WORK INSTRUCTIONS »
Write the data out again exactly, dropping any images it holds.

INPUT ROWS »

:::::

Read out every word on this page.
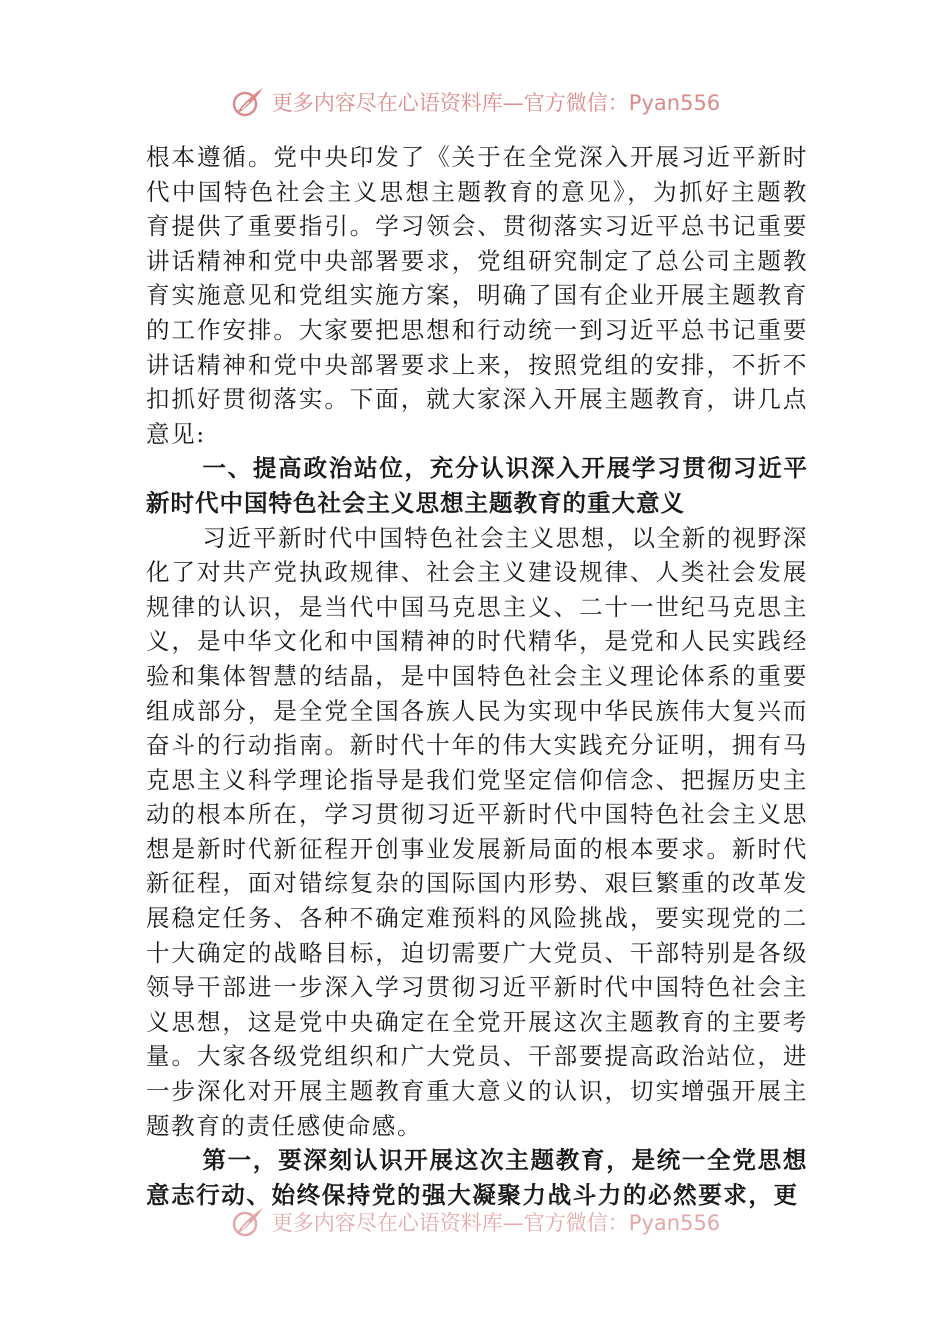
更多内容尽在心语资料库—官方微信：Pyan556

根本遵循。党中央印发了《关于在全党深入开展习近平新时代中国特色社会主义思想主题教育的意见》，为抓好主题教育提供了重要指引。学习领会、贯彻落实习近平总书记重要讲话精神和党中央部署要求，党组研究制定了总公司主题教育实施意见和党组实施方案，明确了国有企业开展主题教育的工作安排。大家要把思想和行动统一到习近平总书记重要讲话精神和党中央部署要求上来，按照党组的安排，不折不扣抓好贯彻落实。下面，就大家深入开展主题教育，讲几点意见:

一、提高政治站位，充分认识深入开展学习贯彻习近平新时代中国特色社会主义思想主题教育的重大意义

习近平新时代中国特色社会主义思想，以全新的视野深化了对共产党执政规律、社会主义建设规律、人类社会发展规律的认识，是当代中国马克思主义、二十一世纪马克思主义，是中华文化和中国精神的时代精华，是党和人民实践经验和集体智慧的结晶，是中国特色社会主义理论体系的重要组成部分，是全党全国各族人民为实现中华民族伟大复兴而奋斗的行动指南。新时代十年的伟大实践充分证明，拥有马克思主义科学理论指导是我们党坚定信仰信念、把握历史主动的根本所在，学习贯彻习近平新时代中国特色社会主义思想是新时代新征程开创事业发展新局面的根本要求。新时代新征程，面对错综复杂的国际国内形势、艰巨繁重的改革发展稳定任务、各种不确定难预料的风险挑战，要实现党的二十大确定的战略目标，迫切需要广大党员、干部特别是各级领导干部进一步深入学习贯彻习近平新时代中国特色社会主义思想，这是党中央确定在全党开展这次主题教育的主要考量。大家各级党组织和广大党员、干部要提高政治站位，进一步深化对开展主题教育重大意义的认识，切实增强开展主题教育的责任感使命感。

第一，要深刻认识开展这次主题教育，是统一全党思想意志行动、始终保持党的强大凝聚力战斗力的必然要求，更

更多内容尽在心语资料库—官方微信：Pyan556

:::::

WORKED ANSWER »
Read out every word on this page.
更多内容尽在心语资料库—官方微信：Pyan556

根本遵循。党中央印发了《关于在全党深入开展习近平新时代中国特色社会主义思想主题教育的意见》，为抓好主题教育提供了重要指引。学习领会、贯彻落实习近平总书记重要讲话精神和党中央部署要求，党组研究制定了总公司主题教育实施意见和党组实施方案，明确了国有企业开展主题教育的工作安排。大家要把思想和行动统一到习近平总书记重要讲话精神和党中央部署要求上来，按照党组的安排，不折不扣抓好贯彻落实。下面，就大家深入开展主题教育，讲几点意见:

一、提高政治站位，充分认识深入开展学习贯彻习近平新时代中国特色社会主义思想主题教育的重大意义

习近平新时代中国特色社会主义思想，以全新的视野深化了对共产党执政规律、社会主义建设规律、人类社会发展规律的认识，是当代中国马克思主义、二十一世纪马克思主义，是中华文化和中国精神的时代精华，是党和人民实践经验和集体智慧的结晶，是中国特色社会主义理论体系的重要组成部分，是全党全国各族人民为实现中华民族伟大复兴而奋斗的行动指南。新时代十年的伟大实践充分证明，拥有马克思主义科学理论指导是我们党坚定信仰信念、把握历史主动的根本所在，学习贯彻习近平新时代中国特色社会主义思想是新时代新征程开创事业发展新局面的根本要求。新时代新征程，面对错综复杂的国际国内形势、艰巨繁重的改革发展稳定任务、各种不确定难预料的风险挑战，要实现党的二十大确定的战略目标，迫切需要广大党员、干部特别是各级领导干部进一步深入学习贯彻习近平新时代中国特色社会主义思想，这是党中央确定在全党开展这次主题教育的主要考量。大家各级党组织和广大党员、干部要提高政治站位，进一步深化对开展主题教育重大意义的认识，切实增强开展主题教育的责任感使命感。

第一，要深刻认识开展这次主题教育，是统一全党思想意志行动、始终保持党的强大凝聚力战斗力的必然要求，更

更多内容尽在心语资料库—官方微信：Pyan556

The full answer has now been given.